• **WRITTEN EXERCISE**
Exactly repeat the full listing that follows.

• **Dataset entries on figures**
··········
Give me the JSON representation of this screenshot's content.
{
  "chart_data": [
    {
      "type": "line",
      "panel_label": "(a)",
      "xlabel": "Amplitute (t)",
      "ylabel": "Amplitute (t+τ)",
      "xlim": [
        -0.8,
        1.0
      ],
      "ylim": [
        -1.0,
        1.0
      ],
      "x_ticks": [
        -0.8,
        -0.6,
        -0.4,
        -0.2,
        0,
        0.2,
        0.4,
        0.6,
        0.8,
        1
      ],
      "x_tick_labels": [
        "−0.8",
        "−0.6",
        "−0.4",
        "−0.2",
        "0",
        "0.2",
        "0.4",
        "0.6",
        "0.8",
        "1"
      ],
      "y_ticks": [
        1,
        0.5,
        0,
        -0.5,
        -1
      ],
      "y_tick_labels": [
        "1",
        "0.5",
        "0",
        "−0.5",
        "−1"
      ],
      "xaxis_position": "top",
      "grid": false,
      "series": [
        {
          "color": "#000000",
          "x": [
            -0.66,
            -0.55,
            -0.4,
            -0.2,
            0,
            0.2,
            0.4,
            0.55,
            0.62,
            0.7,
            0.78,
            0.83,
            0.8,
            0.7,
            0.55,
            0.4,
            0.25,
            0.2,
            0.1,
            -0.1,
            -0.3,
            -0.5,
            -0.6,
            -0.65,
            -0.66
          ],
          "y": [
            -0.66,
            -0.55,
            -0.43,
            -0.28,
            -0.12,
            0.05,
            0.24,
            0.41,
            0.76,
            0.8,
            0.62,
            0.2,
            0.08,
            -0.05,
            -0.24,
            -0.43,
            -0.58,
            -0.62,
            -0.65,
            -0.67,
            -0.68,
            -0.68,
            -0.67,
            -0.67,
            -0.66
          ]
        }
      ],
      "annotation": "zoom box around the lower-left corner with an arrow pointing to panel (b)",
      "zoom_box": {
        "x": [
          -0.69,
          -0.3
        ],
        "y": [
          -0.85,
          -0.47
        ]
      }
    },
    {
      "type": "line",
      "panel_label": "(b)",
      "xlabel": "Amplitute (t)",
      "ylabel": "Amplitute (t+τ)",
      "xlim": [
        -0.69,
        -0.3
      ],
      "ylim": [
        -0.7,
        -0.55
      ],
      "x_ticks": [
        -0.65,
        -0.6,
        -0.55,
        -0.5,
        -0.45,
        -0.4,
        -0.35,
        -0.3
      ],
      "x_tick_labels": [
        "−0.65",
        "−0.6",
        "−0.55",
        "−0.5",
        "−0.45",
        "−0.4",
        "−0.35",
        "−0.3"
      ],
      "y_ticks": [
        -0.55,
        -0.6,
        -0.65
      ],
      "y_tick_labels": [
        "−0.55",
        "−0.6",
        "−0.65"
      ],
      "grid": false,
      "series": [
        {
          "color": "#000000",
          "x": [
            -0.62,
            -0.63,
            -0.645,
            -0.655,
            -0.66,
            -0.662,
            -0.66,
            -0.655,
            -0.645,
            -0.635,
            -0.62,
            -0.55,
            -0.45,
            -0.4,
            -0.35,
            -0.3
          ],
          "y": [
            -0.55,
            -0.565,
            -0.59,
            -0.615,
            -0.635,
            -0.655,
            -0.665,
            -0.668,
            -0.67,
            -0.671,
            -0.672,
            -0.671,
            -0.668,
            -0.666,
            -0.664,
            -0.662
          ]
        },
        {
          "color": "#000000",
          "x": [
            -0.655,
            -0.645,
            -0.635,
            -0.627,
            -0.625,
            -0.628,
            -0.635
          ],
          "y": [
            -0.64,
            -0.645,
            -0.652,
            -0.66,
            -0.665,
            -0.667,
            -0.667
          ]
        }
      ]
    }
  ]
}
··········
• **SOLUTION FOR THIS PROBLEM**
Give me the JSON representation of this screenshot's content.
{
  "chart_data": [
    {
      "type": "line",
      "panel_label": "(a)",
      "xlabel": "Amplitute (t)",
      "ylabel": "Amplitute (t+τ)",
      "xlim": [
        -0.8,
        1.0
      ],
      "ylim": [
        -1.0,
        1.0
      ],
      "x_ticks": [
        -0.8,
        -0.6,
        -0.4,
        -0.2,
        0,
        0.2,
        0.4,
        0.6,
        0.8,
        1
      ],
      "x_tick_labels": [
        "−0.8",
        "−0.6",
        "−0.4",
        "−0.2",
        "0",
        "0.2",
        "0.4",
        "0.6",
        "0.8",
        "1"
      ],
      "y_ticks": [
        1,
        0.5,
        0,
        -0.5,
        -1
      ],
      "y_tick_labels": [
        "1",
        "0.5",
        "0",
        "−0.5",
        "−1"
      ],
      "xaxis_position": "top",
      "grid": false,
      "series": [
        {
          "color": "#000000",
          "x": [
            -0.66,
            -0.55,
            -0.4,
            -0.2,
            0,
            0.2,
            0.4,
            0.55,
            0.62,
            0.7,
            0.78,
            0.83,
            0.8,
            0.7,
            0.55,
            0.4,
            0.25,
            0.2,
            0.1,
            -0.1,
            -0.3,
            -0.5,
            -0.6,
            -0.65,
            -0.66
          ],
          "y": [
            -0.66,
            -0.55,
            -0.43,
            -0.28,
            -0.12,
            0.05,
            0.24,
            0.41,
            0.76,
            0.8,
            0.62,
            0.2,
            0.08,
            -0.05,
            -0.24,
            -0.43,
            -0.58,
            -0.62,
            -0.65,
            -0.67,
            -0.68,
            -0.68,
            -0.67,
            -0.67,
            -0.66
          ]
        }
      ],
      "annotation": "zoom box around the lower-left corner with an arrow pointing to panel (b)",
      "zoom_box": {
        "x": [
          -0.69,
          -0.3
        ],
        "y": [
          -0.85,
          -0.47
        ]
      }
    },
    {
      "type": "line",
      "panel_label": "(b)",
      "xlabel": "Amplitute (t)",
      "ylabel": "Amplitute (t+τ)",
      "xlim": [
        -0.69,
        -0.3
      ],
      "ylim": [
        -0.7,
        -0.55
      ],
      "x_ticks": [
        -0.65,
        -0.6,
        -0.55,
        -0.5,
        -0.45,
        -0.4,
        -0.35,
        -0.3
      ],
      "x_tick_labels": [
        "−0.65",
        "−0.6",
        "−0.55",
        "−0.5",
        "−0.45",
        "−0.4",
        "−0.35",
        "−0.3"
      ],
      "y_ticks": [
        -0.55,
        -0.6,
        -0.65
      ],
      "y_tick_labels": [
        "−0.55",
        "−0.6",
        "−0.65"
      ],
      "grid": false,
      "series": [
        {
          "color": "#000000",
          "x": [
            -0.62,
            -0.63,
            -0.645,
            -0.655,
            -0.66,
            -0.662,
            -0.66,
            -0.655,
            -0.645,
            -0.635,
            -0.62,
            -0.55,
            -0.45,
            -0.4,
            -0.35,
            -0.3
          ],
          "y": [
            -0.55,
            -0.565,
            -0.59,
            -0.615,
            -0.635,
            -0.655,
            -0.665,
            -0.668,
            -0.67,
            -0.671,
            -0.672,
            -0.671,
            -0.668,
            -0.666,
            -0.664,
            -0.662
          ]
        },
        {
          "color": "#000000",
          "x": [
            -0.655,
            -0.645,
            -0.635,
            -0.627,
            -0.625,
            -0.628,
            -0.635
          ],
          "y": [
            -0.64,
            -0.645,
            -0.652,
            -0.66,
            -0.665,
            -0.667,
            -0.667
          ]
        }
      ]
    }
  ]
}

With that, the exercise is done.